__DATASET EXCERPTS__:

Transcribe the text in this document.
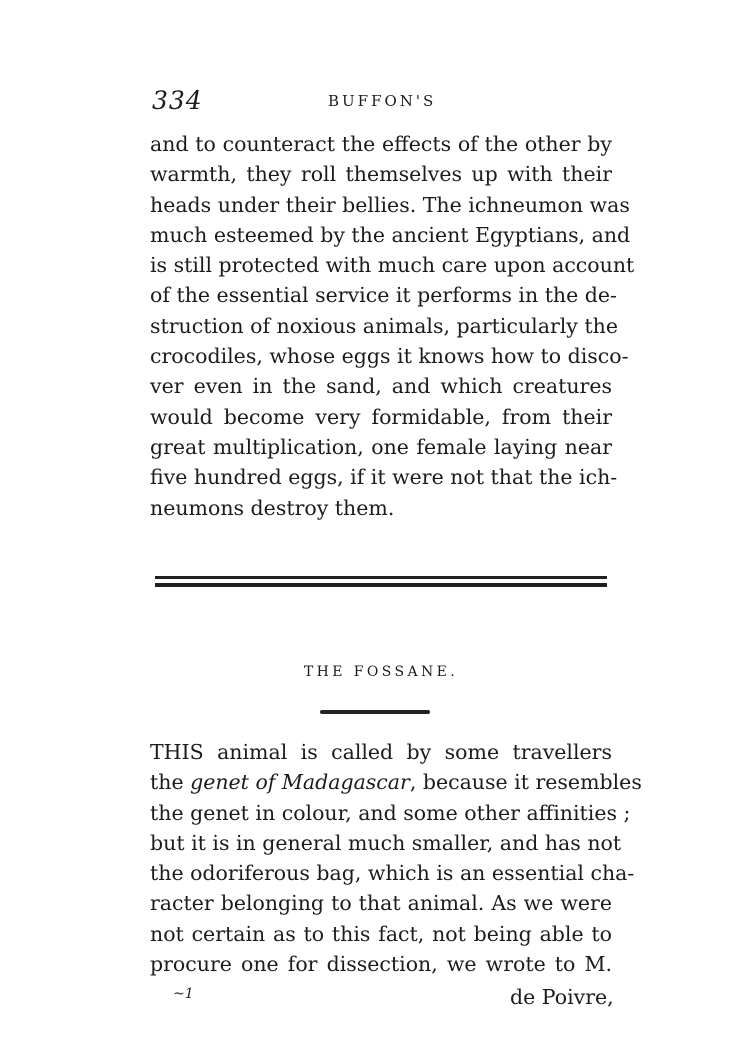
334	BUFFON'S
and to counteract the effects of the other by
warmth, they roll themselves up with their
heads under their bellies. The ichneumon was
much esteemed by the ancient Egyptians, and
is still protected with much care upon account
of the essential service it performs in the de-
struction of noxious animals, particularly the
crocodiles, whose eggs it knows how to disco-
ver even in the sand, and which creatures
would become very formidable, from their
great multiplication, one female laying near
five hundred eggs, if it were not that the ich-
neumons destroy them.
THE FOSSANE.
THIS animal is called by some travellers
the genet of Madagascar, because it resembles
the genet in colour, and some other affinities ;
but it is in general much smaller, and has not
the odoriferous bag, which is an essential cha-
racter belonging to that animal. As we were
not certain as to this fact, not being able to
procure one for dissection, we wrote to M.
~1	de Poivre,
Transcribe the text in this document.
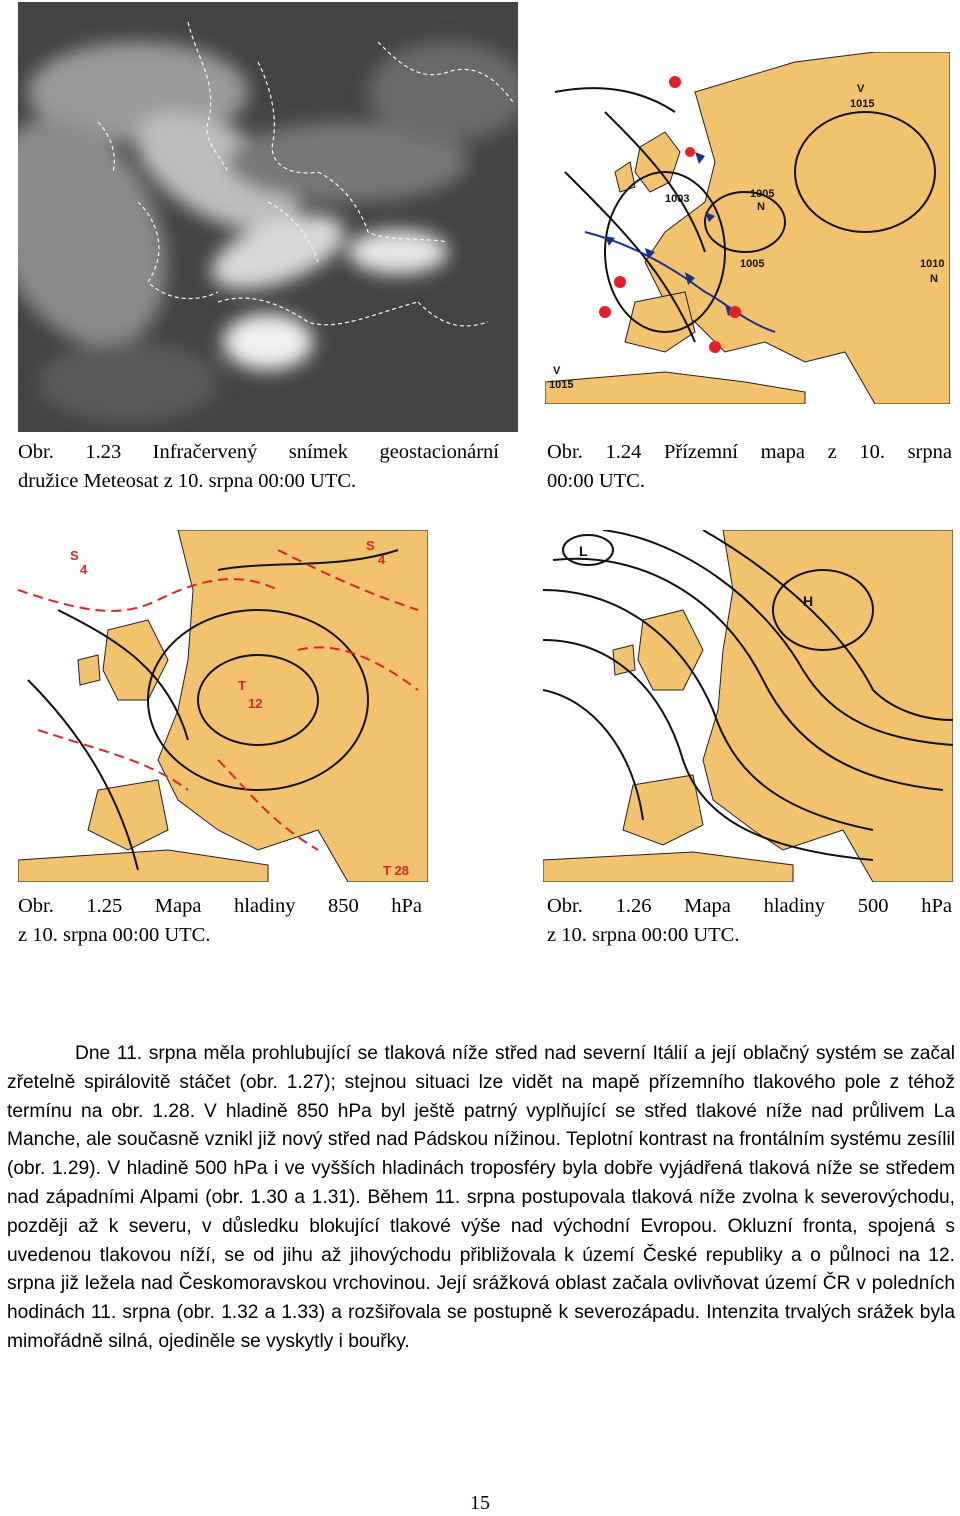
Obr. 1.23 Infračervený snímek geostacionární
družice Meteosat z 10. srpna 00:00 UTC.
V
1015
1005
N
1005
1003
1010
N
V
1015
Obr. 1.24 Přízemní mapa z 10. srpna
00:00 UTC.
S
4
S
4
T
12
T 28
Obr. 1.25 Mapa hladiny 850 hPa
z 10. srpna 00:00 UTC.
L
H
Obr. 1.26 Mapa hladiny 500 hPa
z 10. srpna 00:00 UTC.

Dne 11. srpna měla prohlubující se tlaková níže střed nad severní Itálií a její oblačný systém se začal zřetelně spirálovitě stáčet (obr. 1.27); stejnou situaci lze vidět na mapě přízemního tlakového pole z téhož termínu na obr. 1.28. V hladině 850 hPa byl ještě patrný vyplňující se střed tlakové níže nad průlivem La Manche, ale současně vznikl již nový střed nad Pádskou nížinou. Teplotní kontrast na frontálním systému zesílil (obr. 1.29). V hladině 500 hPa i ve vyšších hladinách troposféry byla dobře vyjádřená tlaková níže se středem nad západními Alpami (obr. 1.30 a 1.31). Během 11. srpna postupovala tlaková níže zvolna k severovýchodu, později až k severu, v důsledku blokující tlakové výše nad východní Evropou. Okluzní fronta, spojená s uvedenou tlakovou níží, se od jihu až jihovýchodu přibližovala k území České republiky a o půlnoci na 12. srpna již ležela nad Českomoravskou vrchovinou. Její srážková oblast začala ovlivňovat území ČR v poledních hodinách 11. srpna (obr. 1.32 a 1.33) a rozšiřovala se postupně k severozápadu. Intenzita trvalých srážek byla mimořádně silná, ojediněle se vyskytly i bouřky.

15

__WORK INSTRUCTIONS__: Output each line exactly; omit every picture.

__TASK OUTPUT__:
Transcribe the text in this document.
334	BUFFON'S
and to counteract the effects of the other by
warmth, they roll themselves up with their
heads under their bellies. The ichneumon was
much esteemed by the ancient Egyptians, and
is still protected with much care upon account
of the essential service it performs in the de-
struction of noxious animals, particularly the
crocodiles, whose eggs it knows how to disco-
ver even in the sand, and which creatures
would become very formidable, from their
great multiplication, one female laying near
five hundred eggs, if it were not that the ich-
neumons destroy them.
THE FOSSANE.
THIS animal is called by some travellers
the genet of Madagascar, because it resembles
the genet in colour, and some other affinities ;
but it is in general much smaller, and has not
the odoriferous bag, which is an essential cha-
racter belonging to that animal. As we were
not certain as to this fact, not being able to
procure one for dissection, we wrote to M.
~1	de Poivre,
Transcribe the text in this document.
Obr. 1.23 Infračervený snímek geostacionární
družice Meteosat z 10. srpna 00:00 UTC.
V
1015
1005
N
1005
1003
1010
N
V
1015
Obr. 1.24 Přízemní mapa z 10. srpna
00:00 UTC.
S
4
S
4
T
12
T 28
Obr. 1.25 Mapa hladiny 850 hPa
z 10. srpna 00:00 UTC.
L
H
Obr. 1.26 Mapa hladiny 500 hPa
z 10. srpna 00:00 UTC.

Dne 11. srpna měla prohlubující se tlaková níže střed nad severní Itálií a její oblačný systém se začal zřetelně spirálovitě stáčet (obr. 1.27); stejnou situaci lze vidět na mapě přízemního tlakového pole z téhož termínu na obr. 1.28. V hladině 850 hPa byl ještě patrný vyplňující se střed tlakové níže nad průlivem La Manche, ale současně vznikl již nový střed nad Pádskou nížinou. Teplotní kontrast na frontálním systému zesílil (obr. 1.29). V hladině 500 hPa i ve vyšších hladinách troposféry byla dobře vyjádřená tlaková níže se středem nad západními Alpami (obr. 1.30 a 1.31). Během 11. srpna postupovala tlaková níže zvolna k severovýchodu, později až k severu, v důsledku blokující tlakové výše nad východní Evropou. Okluzní fronta, spojená s uvedenou tlakovou níží, se od jihu až jihovýchodu přibližovala k území České republiky a o půlnoci na 12. srpna již ležela nad Českomoravskou vrchovinou. Její srážková oblast začala ovlivňovat území ČR v poledních hodinách 11. srpna (obr. 1.32 a 1.33) a rozšiřovala se postupně k severozápadu. Intenzita trvalých srážek byla mimořádně silná, ojediněle se vyskytly i bouřky.

15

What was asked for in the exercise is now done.